• [TASK OBJECTIVE] Reproduce the data exactly.

____

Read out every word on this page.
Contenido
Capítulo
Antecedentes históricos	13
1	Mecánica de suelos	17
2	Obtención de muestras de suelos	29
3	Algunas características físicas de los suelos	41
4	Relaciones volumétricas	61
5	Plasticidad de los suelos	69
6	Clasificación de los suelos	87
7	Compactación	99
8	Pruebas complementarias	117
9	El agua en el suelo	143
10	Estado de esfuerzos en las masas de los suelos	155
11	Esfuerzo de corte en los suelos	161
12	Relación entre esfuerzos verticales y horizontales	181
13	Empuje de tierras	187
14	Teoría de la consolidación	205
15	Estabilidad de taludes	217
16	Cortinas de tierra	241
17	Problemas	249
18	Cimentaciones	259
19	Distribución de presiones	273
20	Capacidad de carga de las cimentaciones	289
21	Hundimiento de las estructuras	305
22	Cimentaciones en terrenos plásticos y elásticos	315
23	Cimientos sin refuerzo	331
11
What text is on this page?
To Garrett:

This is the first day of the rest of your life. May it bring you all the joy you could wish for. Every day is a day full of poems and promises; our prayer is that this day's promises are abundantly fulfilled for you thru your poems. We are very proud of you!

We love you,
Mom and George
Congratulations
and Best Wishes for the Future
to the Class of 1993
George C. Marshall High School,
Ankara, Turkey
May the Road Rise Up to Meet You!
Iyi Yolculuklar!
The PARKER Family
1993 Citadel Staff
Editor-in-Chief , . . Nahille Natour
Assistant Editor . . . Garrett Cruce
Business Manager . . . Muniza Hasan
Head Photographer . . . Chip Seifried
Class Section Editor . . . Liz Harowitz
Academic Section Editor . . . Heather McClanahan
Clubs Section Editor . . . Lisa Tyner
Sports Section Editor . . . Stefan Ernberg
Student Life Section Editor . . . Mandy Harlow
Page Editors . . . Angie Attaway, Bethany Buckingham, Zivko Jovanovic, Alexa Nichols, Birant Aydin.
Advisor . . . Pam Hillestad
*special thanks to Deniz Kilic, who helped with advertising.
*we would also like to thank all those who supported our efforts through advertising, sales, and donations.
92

____

• [ANSWER BELOW]
Read out every word on this page.
Contenido
Capítulo
Antecedentes históricos	13
1	Mecánica de suelos	17
2	Obtención de muestras de suelos	29
3	Algunas características físicas de los suelos	41
4	Relaciones volumétricas	61
5	Plasticidad de los suelos	69
6	Clasificación de los suelos	87
7	Compactación	99
8	Pruebas complementarias	117
9	El agua en el suelo	143
10	Estado de esfuerzos en las masas de los suelos	155
11	Esfuerzo de corte en los suelos	161
12	Relación entre esfuerzos verticales y horizontales	181
13	Empuje de tierras	187
14	Teoría de la consolidación	205
15	Estabilidad de taludes	217
16	Cortinas de tierra	241
17	Problemas	249
18	Cimentaciones	259
19	Distribución de presiones	273
20	Capacidad de carga de las cimentaciones	289
21	Hundimiento de las estructuras	305
22	Cimentaciones en terrenos plásticos y elásticos	315
23	Cimientos sin refuerzo	331
11
What text is on this page?
To Garrett:

This is the first day of the rest of your life. May it bring you all the joy you could wish for. Every day is a day full of poems and promises; our prayer is that this day's promises are abundantly fulfilled for you thru your poems. We are very proud of you!

We love you,
Mom and George
Congratulations
and Best Wishes for the Future
to the Class of 1993
George C. Marshall High School,
Ankara, Turkey
May the Road Rise Up to Meet You!
Iyi Yolculuklar!
The PARKER Family
1993 Citadel Staff
Editor-in-Chief , . . Nahille Natour
Assistant Editor . . . Garrett Cruce
Business Manager . . . Muniza Hasan
Head Photographer . . . Chip Seifried
Class Section Editor . . . Liz Harowitz
Academic Section Editor . . . Heather McClanahan
Clubs Section Editor . . . Lisa Tyner
Sports Section Editor . . . Stefan Ernberg
Student Life Section Editor . . . Mandy Harlow
Page Editors . . . Angie Attaway, Bethany Buckingham, Zivko Jovanovic, Alexa Nichols, Birant Aydin.
Advisor . . . Pam Hillestad
*special thanks to Deniz Kilic, who helped with advertising.
*we would also like to thank all those who supported our efforts through advertising, sales, and donations.
92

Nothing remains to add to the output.